→ **AIM OF THE TASK**:
Report every line in the listing that contains the string "NIET".

Records from a data collection:
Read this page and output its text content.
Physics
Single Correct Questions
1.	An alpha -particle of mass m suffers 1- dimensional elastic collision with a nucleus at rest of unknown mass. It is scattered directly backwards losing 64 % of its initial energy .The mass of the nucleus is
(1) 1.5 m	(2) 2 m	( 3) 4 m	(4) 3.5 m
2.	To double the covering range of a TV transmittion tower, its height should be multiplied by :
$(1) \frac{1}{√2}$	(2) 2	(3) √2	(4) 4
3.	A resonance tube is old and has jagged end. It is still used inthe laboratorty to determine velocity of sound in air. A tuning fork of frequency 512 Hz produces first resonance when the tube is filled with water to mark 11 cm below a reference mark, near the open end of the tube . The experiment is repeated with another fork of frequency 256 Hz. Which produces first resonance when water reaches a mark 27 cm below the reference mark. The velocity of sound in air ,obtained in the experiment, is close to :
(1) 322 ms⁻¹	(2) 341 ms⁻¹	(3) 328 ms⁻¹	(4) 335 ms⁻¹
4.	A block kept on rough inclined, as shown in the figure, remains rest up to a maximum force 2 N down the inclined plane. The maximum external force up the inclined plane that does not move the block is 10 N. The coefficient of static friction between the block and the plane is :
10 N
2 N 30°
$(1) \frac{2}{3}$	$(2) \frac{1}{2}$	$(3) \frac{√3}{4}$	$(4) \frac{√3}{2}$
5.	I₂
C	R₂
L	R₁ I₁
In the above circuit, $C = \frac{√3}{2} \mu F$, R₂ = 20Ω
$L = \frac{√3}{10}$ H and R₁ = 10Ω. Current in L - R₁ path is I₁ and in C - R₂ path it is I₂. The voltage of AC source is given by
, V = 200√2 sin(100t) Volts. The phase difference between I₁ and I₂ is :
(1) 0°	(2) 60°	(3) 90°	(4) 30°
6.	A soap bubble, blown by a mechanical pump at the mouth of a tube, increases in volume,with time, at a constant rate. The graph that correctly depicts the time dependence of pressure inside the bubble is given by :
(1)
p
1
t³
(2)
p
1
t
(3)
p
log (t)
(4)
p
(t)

---

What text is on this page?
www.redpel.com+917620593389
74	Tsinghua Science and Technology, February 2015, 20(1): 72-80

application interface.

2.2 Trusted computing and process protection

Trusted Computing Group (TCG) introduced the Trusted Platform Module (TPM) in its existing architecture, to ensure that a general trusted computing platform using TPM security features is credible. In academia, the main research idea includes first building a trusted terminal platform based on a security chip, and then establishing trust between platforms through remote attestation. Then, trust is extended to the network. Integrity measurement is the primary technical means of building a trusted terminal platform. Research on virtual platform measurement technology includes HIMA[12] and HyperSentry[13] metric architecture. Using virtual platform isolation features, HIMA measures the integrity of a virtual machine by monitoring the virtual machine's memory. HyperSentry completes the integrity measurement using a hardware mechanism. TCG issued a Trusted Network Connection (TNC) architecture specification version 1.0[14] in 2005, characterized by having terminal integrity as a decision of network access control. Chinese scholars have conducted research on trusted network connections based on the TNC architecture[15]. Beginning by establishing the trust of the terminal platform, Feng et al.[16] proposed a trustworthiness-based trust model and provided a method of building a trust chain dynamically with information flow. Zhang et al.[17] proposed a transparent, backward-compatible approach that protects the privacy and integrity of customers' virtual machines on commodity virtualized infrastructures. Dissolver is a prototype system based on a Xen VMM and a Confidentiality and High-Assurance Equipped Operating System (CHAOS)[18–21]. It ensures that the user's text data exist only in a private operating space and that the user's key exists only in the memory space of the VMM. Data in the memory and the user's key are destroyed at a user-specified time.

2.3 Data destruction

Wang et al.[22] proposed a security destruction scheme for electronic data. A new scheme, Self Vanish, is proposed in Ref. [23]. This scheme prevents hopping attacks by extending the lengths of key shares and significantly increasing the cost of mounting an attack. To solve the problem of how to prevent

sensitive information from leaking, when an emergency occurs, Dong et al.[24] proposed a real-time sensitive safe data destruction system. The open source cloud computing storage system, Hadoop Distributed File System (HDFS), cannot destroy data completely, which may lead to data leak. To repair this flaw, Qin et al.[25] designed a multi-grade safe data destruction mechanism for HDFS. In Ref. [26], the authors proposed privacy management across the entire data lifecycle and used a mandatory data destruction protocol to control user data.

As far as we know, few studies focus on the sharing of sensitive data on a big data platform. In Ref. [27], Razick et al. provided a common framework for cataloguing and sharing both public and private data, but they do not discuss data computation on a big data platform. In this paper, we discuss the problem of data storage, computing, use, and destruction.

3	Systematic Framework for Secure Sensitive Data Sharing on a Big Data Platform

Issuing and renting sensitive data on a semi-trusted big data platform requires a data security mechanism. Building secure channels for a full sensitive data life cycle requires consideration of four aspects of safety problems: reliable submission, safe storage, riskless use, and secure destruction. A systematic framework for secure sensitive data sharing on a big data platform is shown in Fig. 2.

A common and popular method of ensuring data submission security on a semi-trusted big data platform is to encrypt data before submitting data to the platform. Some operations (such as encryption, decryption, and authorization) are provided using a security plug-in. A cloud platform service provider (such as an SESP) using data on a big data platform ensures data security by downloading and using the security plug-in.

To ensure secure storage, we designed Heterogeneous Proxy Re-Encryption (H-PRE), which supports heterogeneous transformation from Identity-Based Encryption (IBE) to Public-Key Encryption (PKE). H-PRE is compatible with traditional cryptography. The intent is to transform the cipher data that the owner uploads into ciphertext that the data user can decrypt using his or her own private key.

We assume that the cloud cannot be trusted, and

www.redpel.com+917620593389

--

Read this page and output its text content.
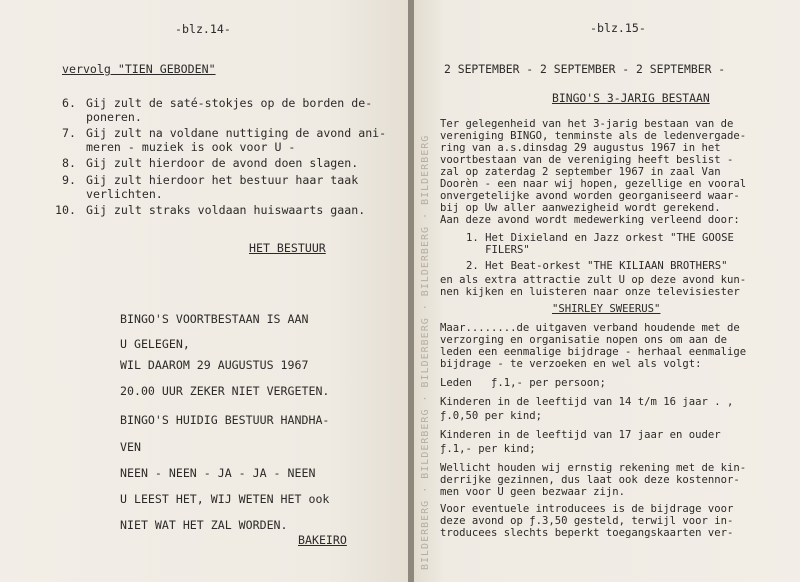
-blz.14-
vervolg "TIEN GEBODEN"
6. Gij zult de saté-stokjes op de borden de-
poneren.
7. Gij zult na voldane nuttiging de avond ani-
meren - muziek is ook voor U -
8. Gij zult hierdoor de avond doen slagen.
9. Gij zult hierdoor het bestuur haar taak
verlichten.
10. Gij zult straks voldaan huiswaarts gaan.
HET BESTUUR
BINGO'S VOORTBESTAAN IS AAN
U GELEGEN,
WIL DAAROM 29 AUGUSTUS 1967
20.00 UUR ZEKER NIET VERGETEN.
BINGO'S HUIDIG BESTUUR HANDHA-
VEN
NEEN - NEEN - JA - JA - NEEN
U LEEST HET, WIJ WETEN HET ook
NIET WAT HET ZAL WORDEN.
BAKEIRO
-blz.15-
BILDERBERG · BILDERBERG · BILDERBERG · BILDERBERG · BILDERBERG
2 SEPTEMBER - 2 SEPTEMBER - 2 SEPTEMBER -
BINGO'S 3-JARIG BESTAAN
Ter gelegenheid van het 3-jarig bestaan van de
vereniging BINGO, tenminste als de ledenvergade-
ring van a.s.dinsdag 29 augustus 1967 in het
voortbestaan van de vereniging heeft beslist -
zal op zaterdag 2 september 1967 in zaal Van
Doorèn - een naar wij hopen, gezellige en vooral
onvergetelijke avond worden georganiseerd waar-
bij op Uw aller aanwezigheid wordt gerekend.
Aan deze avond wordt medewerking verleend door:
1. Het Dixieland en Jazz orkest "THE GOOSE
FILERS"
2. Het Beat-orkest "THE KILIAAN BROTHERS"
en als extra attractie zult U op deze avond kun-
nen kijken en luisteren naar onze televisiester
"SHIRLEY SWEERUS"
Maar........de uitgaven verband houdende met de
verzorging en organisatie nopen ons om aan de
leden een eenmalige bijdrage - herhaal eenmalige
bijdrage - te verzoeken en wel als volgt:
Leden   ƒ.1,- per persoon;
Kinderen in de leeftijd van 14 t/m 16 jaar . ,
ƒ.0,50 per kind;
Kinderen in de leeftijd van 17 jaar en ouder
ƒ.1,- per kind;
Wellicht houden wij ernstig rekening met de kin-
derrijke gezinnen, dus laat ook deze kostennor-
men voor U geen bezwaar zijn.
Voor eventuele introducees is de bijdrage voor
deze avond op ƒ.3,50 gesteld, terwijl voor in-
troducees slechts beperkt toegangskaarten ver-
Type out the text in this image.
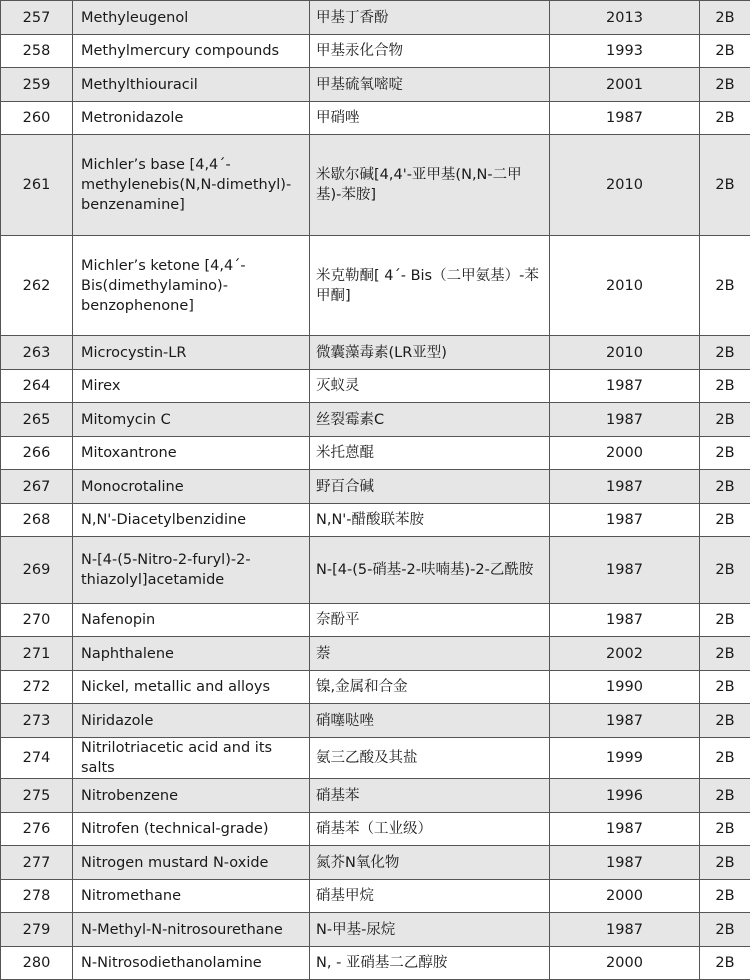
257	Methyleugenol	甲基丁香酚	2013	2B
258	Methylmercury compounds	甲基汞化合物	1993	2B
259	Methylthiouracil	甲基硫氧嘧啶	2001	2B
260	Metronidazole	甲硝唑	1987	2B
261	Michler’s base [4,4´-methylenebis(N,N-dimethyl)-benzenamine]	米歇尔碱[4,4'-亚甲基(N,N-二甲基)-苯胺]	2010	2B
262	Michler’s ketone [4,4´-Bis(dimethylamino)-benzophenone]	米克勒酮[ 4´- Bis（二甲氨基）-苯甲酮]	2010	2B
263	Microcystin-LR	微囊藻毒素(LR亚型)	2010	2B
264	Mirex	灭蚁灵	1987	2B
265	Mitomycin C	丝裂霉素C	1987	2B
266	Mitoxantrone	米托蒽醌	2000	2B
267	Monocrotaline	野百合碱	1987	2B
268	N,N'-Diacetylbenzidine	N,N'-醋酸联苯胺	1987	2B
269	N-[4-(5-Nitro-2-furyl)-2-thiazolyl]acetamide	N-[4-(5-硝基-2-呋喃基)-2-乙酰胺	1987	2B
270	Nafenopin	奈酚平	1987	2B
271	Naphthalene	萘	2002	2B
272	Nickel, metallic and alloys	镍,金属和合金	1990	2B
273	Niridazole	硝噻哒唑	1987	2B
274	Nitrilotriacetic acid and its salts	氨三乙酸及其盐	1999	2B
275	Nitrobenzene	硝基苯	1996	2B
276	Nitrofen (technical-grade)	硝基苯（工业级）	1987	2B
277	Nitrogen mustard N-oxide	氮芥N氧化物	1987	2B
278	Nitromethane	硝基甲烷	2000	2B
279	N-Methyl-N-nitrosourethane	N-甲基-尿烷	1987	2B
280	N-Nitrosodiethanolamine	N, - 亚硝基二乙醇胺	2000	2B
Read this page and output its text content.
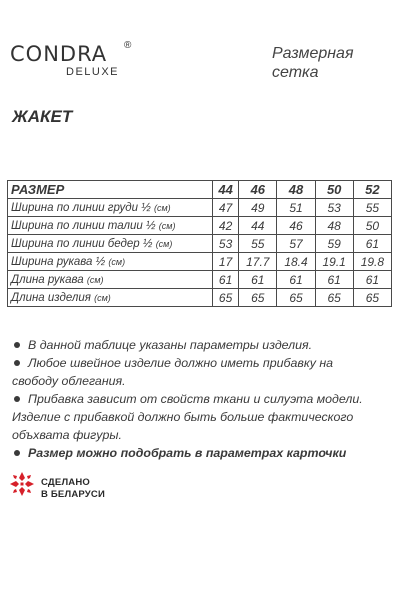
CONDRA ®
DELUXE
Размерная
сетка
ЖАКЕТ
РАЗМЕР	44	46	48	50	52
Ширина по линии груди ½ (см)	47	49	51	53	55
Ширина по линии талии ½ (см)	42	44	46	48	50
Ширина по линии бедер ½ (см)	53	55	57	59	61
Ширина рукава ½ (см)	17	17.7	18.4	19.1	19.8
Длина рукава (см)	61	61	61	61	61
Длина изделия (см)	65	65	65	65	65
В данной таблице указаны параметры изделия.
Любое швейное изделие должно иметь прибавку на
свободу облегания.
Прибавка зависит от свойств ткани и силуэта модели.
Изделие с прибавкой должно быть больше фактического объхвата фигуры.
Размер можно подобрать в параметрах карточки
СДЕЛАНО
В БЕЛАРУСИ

→ **TASK RESPONSE**:
20.00 UUR ZEKER NIET VERGETEN.
NIET WAT HET ZAL WORDEN.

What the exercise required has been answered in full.